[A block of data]
───
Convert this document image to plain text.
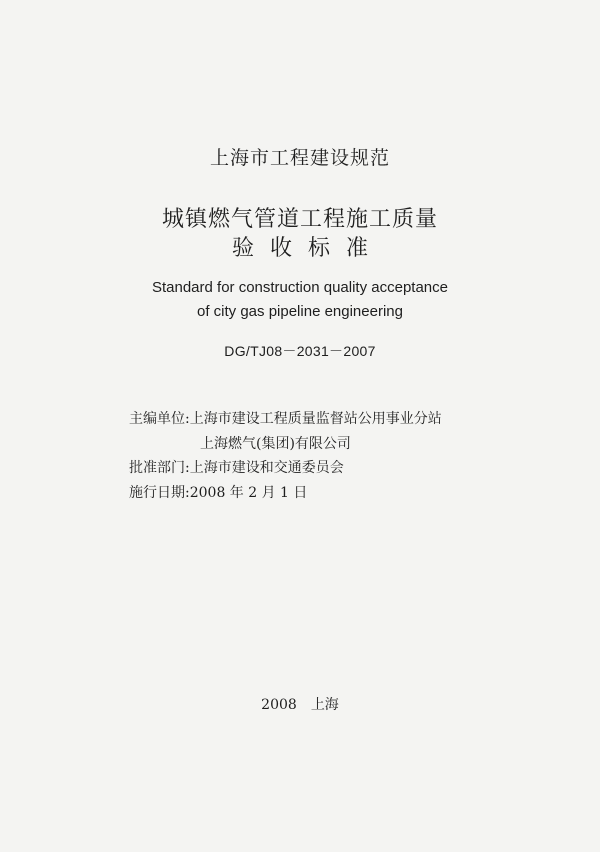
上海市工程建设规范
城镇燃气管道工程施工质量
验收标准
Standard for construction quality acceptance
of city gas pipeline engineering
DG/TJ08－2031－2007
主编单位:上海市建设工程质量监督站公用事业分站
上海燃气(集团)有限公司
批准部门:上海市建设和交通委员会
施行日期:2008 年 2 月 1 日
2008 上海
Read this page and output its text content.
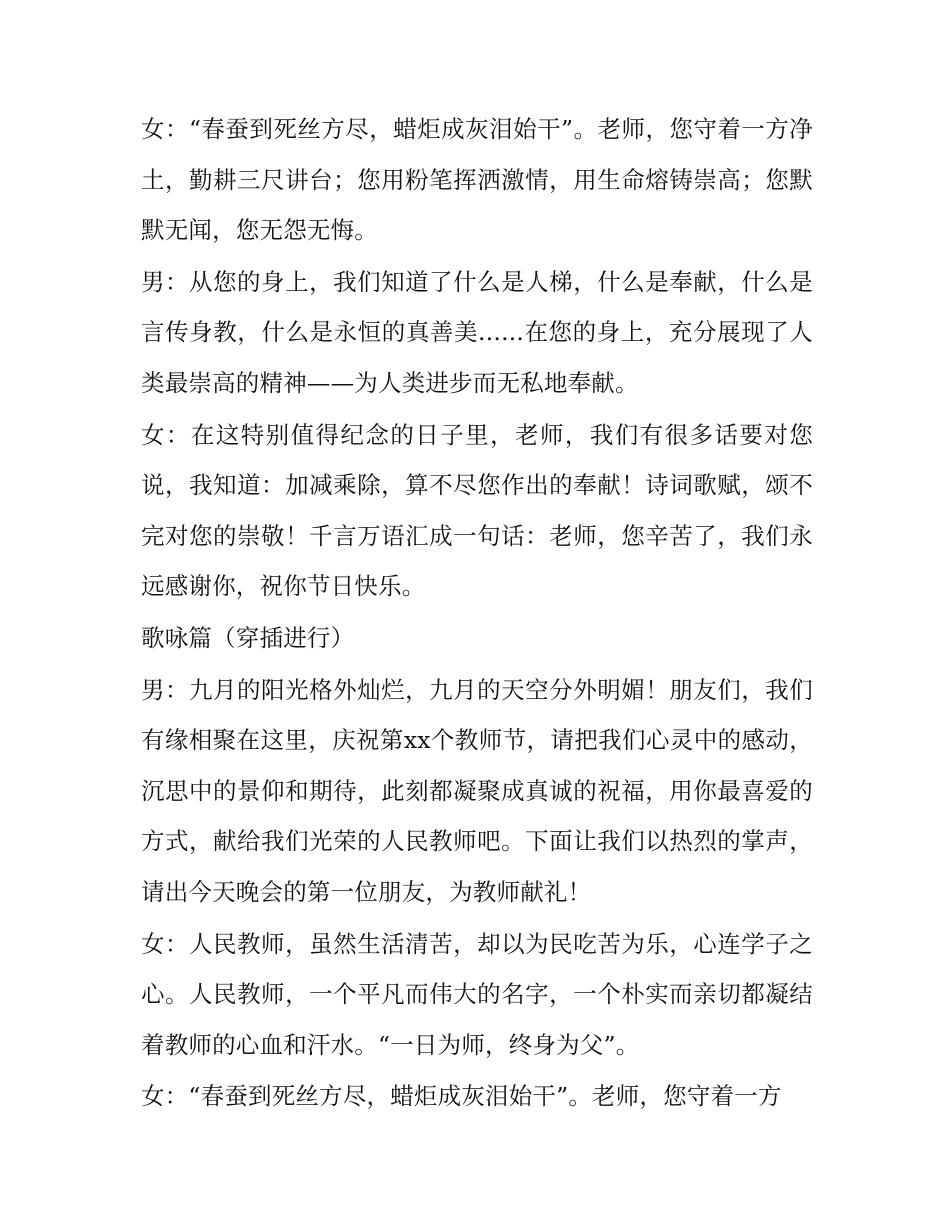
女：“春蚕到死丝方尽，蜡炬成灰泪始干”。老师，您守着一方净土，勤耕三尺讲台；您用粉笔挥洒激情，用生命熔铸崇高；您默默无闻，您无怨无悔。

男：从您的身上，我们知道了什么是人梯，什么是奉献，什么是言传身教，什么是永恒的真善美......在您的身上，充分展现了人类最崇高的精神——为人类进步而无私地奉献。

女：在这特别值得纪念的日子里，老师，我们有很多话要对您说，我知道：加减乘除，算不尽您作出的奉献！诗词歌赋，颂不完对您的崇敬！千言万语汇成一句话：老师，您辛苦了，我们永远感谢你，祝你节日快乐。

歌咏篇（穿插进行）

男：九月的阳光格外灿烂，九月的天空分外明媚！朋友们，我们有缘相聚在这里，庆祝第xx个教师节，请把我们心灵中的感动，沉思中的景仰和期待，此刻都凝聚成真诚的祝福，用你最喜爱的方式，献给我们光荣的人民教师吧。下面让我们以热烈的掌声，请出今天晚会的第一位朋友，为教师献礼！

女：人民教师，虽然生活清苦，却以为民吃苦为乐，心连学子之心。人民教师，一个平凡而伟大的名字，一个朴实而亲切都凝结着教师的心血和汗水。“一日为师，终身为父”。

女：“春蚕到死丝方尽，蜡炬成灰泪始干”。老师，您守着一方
───
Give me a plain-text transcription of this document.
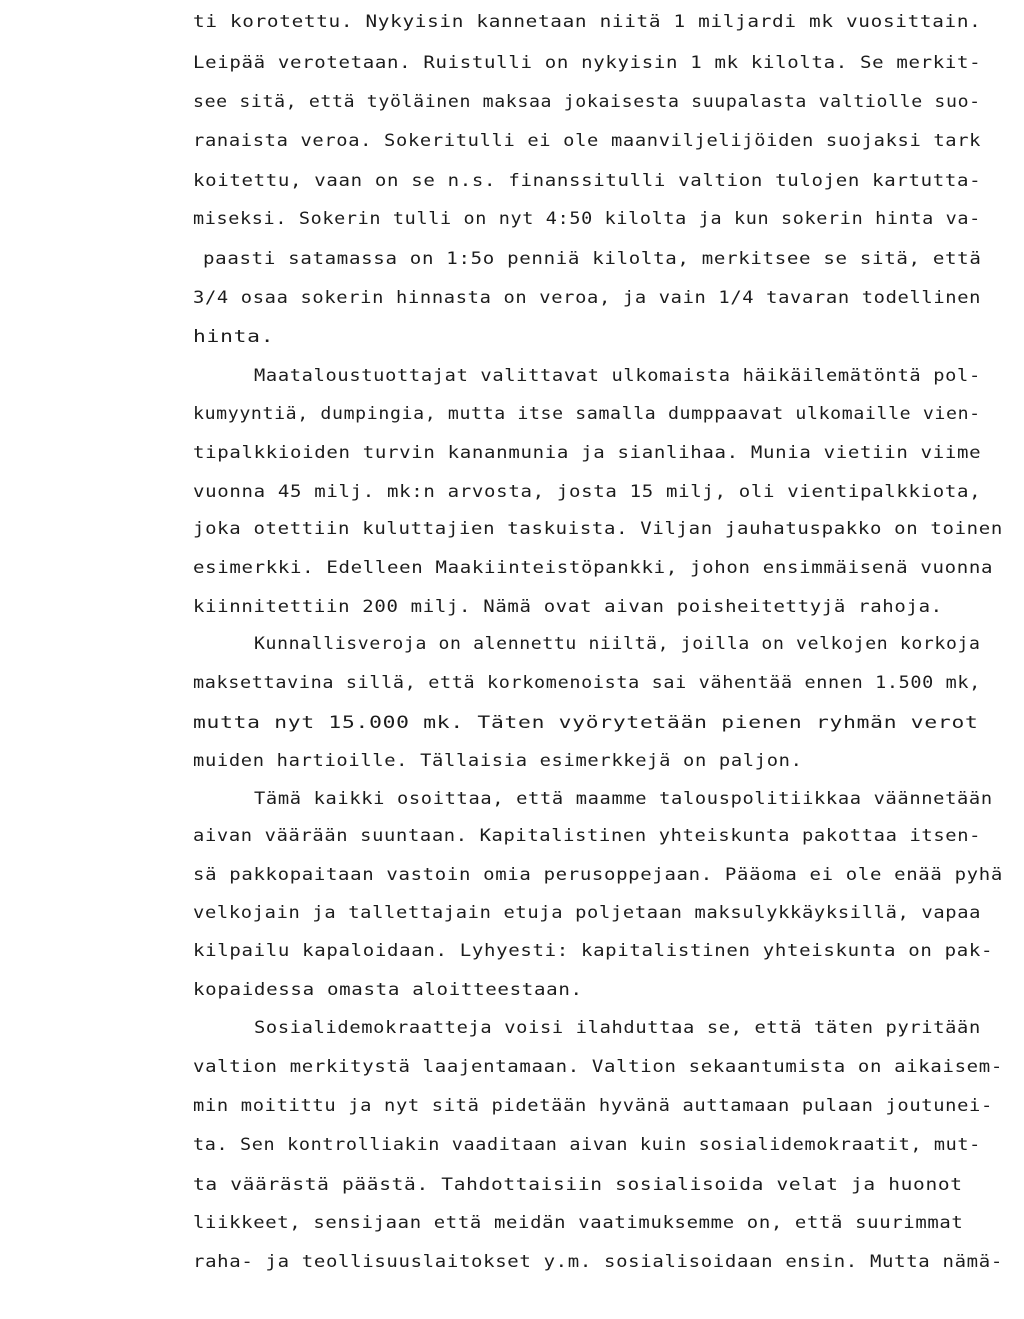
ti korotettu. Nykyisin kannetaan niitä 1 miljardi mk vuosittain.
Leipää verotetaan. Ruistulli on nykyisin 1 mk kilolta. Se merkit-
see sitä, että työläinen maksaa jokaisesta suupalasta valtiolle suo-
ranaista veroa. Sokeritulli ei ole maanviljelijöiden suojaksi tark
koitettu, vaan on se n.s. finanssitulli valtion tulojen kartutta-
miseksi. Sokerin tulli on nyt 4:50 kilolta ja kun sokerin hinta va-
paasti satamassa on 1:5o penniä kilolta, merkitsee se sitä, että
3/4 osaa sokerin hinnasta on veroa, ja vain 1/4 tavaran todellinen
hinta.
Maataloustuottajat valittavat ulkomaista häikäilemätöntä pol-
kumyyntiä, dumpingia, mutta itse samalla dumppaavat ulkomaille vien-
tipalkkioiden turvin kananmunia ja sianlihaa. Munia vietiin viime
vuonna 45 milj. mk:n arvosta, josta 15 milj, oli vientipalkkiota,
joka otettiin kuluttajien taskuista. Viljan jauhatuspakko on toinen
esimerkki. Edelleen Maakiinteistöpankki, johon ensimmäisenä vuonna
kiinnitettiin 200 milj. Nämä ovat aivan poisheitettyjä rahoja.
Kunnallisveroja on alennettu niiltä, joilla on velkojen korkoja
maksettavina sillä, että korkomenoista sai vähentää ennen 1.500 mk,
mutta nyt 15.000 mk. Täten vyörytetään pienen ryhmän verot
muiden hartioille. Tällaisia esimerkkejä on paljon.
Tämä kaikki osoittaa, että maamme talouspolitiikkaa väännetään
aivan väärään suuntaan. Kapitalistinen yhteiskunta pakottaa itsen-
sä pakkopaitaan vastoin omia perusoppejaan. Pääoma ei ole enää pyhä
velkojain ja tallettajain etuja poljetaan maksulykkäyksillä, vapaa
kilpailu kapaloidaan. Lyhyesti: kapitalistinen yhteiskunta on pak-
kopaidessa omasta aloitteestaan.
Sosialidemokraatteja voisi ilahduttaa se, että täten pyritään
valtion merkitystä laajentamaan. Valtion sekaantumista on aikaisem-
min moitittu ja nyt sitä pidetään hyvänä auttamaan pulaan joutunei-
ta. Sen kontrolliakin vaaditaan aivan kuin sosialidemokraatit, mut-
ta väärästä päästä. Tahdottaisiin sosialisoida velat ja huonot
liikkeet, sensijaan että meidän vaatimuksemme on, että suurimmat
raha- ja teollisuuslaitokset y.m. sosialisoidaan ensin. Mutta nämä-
───
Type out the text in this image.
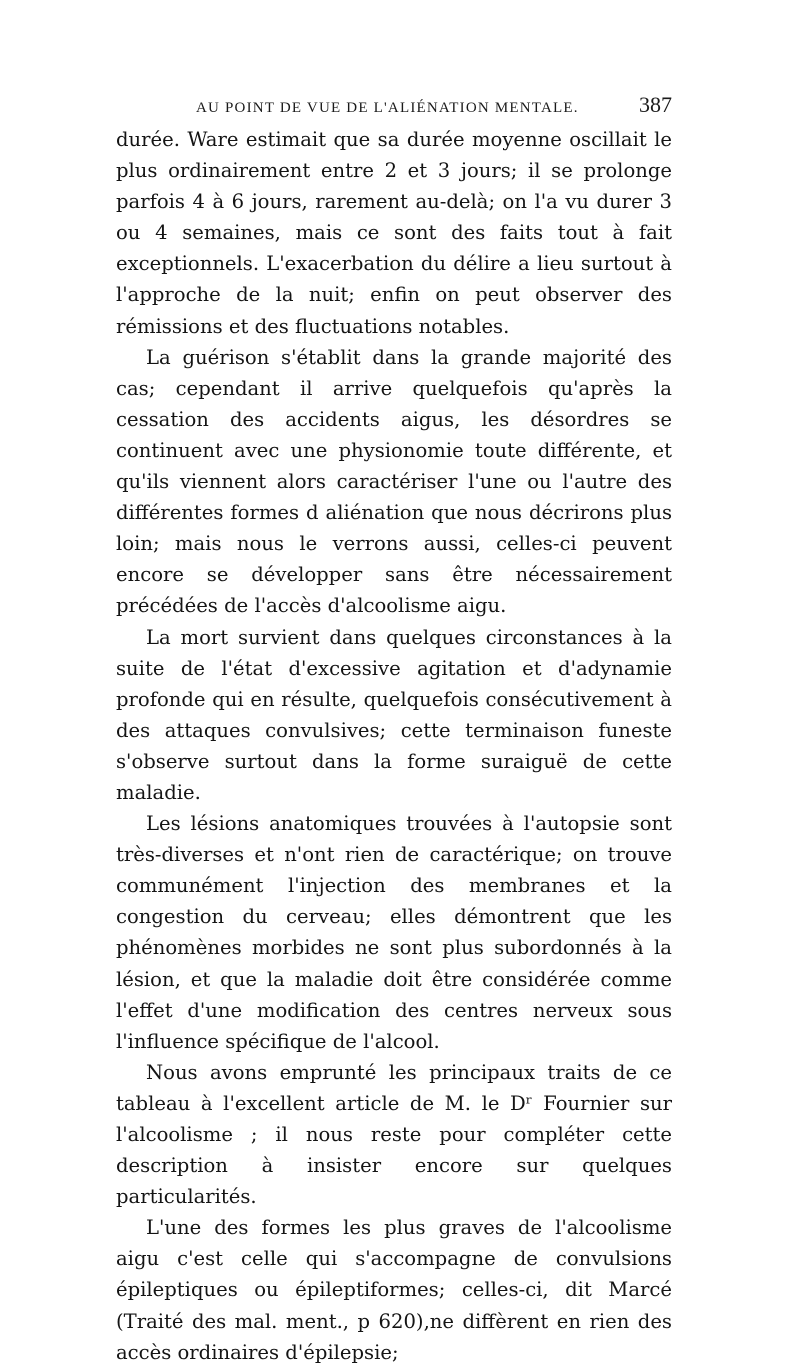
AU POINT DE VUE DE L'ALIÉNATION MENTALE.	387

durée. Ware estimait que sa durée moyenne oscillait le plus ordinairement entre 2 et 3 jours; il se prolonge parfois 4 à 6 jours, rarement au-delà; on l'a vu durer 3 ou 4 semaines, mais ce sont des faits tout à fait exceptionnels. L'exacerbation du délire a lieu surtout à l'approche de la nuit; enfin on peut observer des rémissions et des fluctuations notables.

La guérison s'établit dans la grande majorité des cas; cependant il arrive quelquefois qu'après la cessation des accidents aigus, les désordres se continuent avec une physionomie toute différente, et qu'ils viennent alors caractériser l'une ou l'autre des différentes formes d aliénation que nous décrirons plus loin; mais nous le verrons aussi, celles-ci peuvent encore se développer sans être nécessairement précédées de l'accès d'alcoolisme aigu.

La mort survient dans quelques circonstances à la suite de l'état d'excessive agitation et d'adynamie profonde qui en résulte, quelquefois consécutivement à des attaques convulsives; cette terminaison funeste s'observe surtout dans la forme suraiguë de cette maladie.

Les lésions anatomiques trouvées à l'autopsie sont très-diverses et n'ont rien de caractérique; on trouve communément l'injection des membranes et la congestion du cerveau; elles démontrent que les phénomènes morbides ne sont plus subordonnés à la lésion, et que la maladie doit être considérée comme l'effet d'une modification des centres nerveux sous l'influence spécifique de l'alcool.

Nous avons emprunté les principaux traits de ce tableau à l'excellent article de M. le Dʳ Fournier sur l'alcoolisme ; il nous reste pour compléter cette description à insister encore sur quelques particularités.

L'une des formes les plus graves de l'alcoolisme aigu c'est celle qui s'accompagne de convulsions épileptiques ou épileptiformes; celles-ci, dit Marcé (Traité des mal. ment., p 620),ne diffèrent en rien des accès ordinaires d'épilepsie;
───
▶ [PROBLEM]:
Check each line of the data above for the word "dans" and say how many lines have it. Give the number alone.

▶ [EXERCISE RESULT]:
2